(Items from a figure collection)
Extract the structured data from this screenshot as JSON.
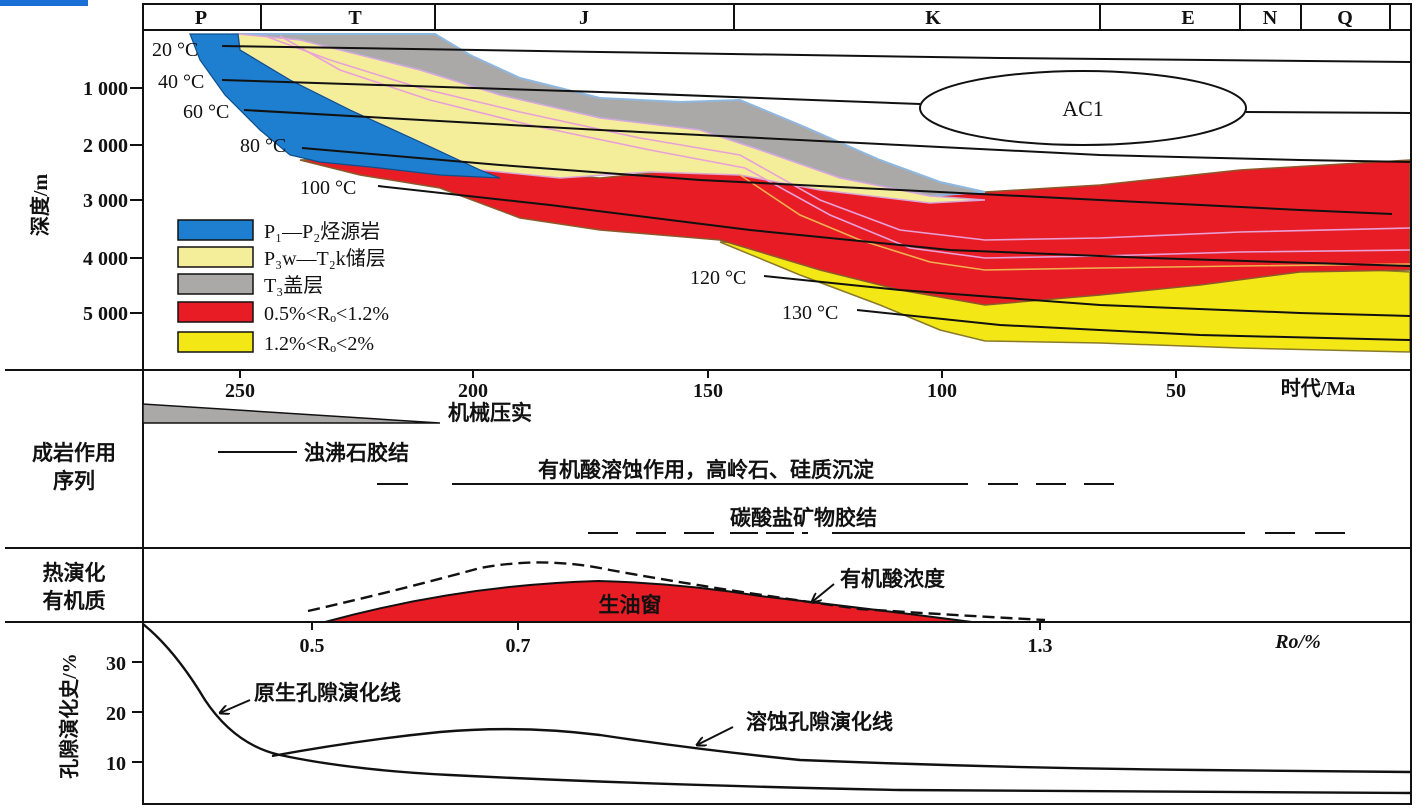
{
  "periods": [
    "P",
    "T",
    "J",
    "K",
    "E",
    "N",
    "Q"
  ],
  "burial_panel": {
    "ylabel": "深度/m",
    "depth_ticks": [
      "1 000",
      "2 000",
      "3 000",
      "4 000",
      "5 000"
    ],
    "isotherms": [
      "20 °C",
      "40 °C",
      "60 °C",
      "80 °C",
      "100 °C",
      "120 °C",
      "130 °C"
    ],
    "ac_label": "AC1",
    "legend": [
      {
        "label": "P₁—P₂烃源岩",
        "color": "#1e7fd0"
      },
      {
        "label": "P₃w—T₂k储层",
        "color": "#f4ee9a"
      },
      {
        "label": "T₃盖层",
        "color": "#aba8a8"
      },
      {
        "label": "0.5%<Rₒ<1.2%",
        "color": "#e81c24"
      },
      {
        "label": "1.2%<Rₒ<2%",
        "color": "#f3e716"
      }
    ]
  },
  "age_axis": {
    "ticks": [
      "250",
      "200",
      "150",
      "100",
      "50"
    ],
    "label": "时代/Ma"
  },
  "diagenesis_panel": {
    "label_line1": "成岩作用",
    "label_line2": "序列",
    "events": [
      "机械压实",
      "浊沸石胶结",
      "有机酸溶蚀作用，高岭石、硅质沉淀",
      "碳酸盐矿物胶结"
    ]
  },
  "thermal_panel": {
    "label_line1": "热演化",
    "label_line2": "有机质",
    "oil_window": "生油窗",
    "acid_concentration": "有机酸浓度",
    "ro_ticks": [
      "0.5",
      "0.7",
      "1.3"
    ],
    "ro_label": "Ro/%"
  },
  "porosity_panel": {
    "ylabel": "孔隙演化史/%",
    "ticks": [
      "30",
      "20",
      "10"
    ],
    "primary_line": "原生孔隙演化线",
    "dissolution_line": "溶蚀孔隙演化线"
  },
  "colors": {
    "source_rock": "#1e7fd0",
    "reservoir": "#f4ee9a",
    "cap": "#aba8a8",
    "ro_mid": "#e81c24",
    "ro_high": "#f3e716",
    "corner_tab": "#1a6fd6"
  }
}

• _YOUR INSTRUCTIONS_:
Would you restate the records above word for word and exclude the pictures?

• _COMPLETED TASK_:
Extract the structured data from this screenshot as JSON.
{
  "periods": [
    "P",
    "T",
    "J",
    "K",
    "E",
    "N",
    "Q"
  ],
  "burial_panel": {
    "ylabel": "深度/m",
    "depth_ticks": [
      "1 000",
      "2 000",
      "3 000",
      "4 000",
      "5 000"
    ],
    "isotherms": [
      "20 °C",
      "40 °C",
      "60 °C",
      "80 °C",
      "100 °C",
      "120 °C",
      "130 °C"
    ],
    "ac_label": "AC1",
    "legend": [
      {
        "label": "P₁—P₂烃源岩",
        "color": "#1e7fd0"
      },
      {
        "label": "P₃w—T₂k储层",
        "color": "#f4ee9a"
      },
      {
        "label": "T₃盖层",
        "color": "#aba8a8"
      },
      {
        "label": "0.5%<Rₒ<1.2%",
        "color": "#e81c24"
      },
      {
        "label": "1.2%<Rₒ<2%",
        "color": "#f3e716"
      }
    ]
  },
  "age_axis": {
    "ticks": [
      "250",
      "200",
      "150",
      "100",
      "50"
    ],
    "label": "时代/Ma"
  },
  "diagenesis_panel": {
    "label_line1": "成岩作用",
    "label_line2": "序列",
    "events": [
      "机械压实",
      "浊沸石胶结",
      "有机酸溶蚀作用，高岭石、硅质沉淀",
      "碳酸盐矿物胶结"
    ]
  },
  "thermal_panel": {
    "label_line1": "热演化",
    "label_line2": "有机质",
    "oil_window": "生油窗",
    "acid_concentration": "有机酸浓度",
    "ro_ticks": [
      "0.5",
      "0.7",
      "1.3"
    ],
    "ro_label": "Ro/%"
  },
  "porosity_panel": {
    "ylabel": "孔隙演化史/%",
    "ticks": [
      "30",
      "20",
      "10"
    ],
    "primary_line": "原生孔隙演化线",
    "dissolution_line": "溶蚀孔隙演化线"
  },
  "colors": {
    "source_rock": "#1e7fd0",
    "reservoir": "#f4ee9a",
    "cap": "#aba8a8",
    "ro_mid": "#e81c24",
    "ro_high": "#f3e716",
    "corner_tab": "#1a6fd6"
  }
}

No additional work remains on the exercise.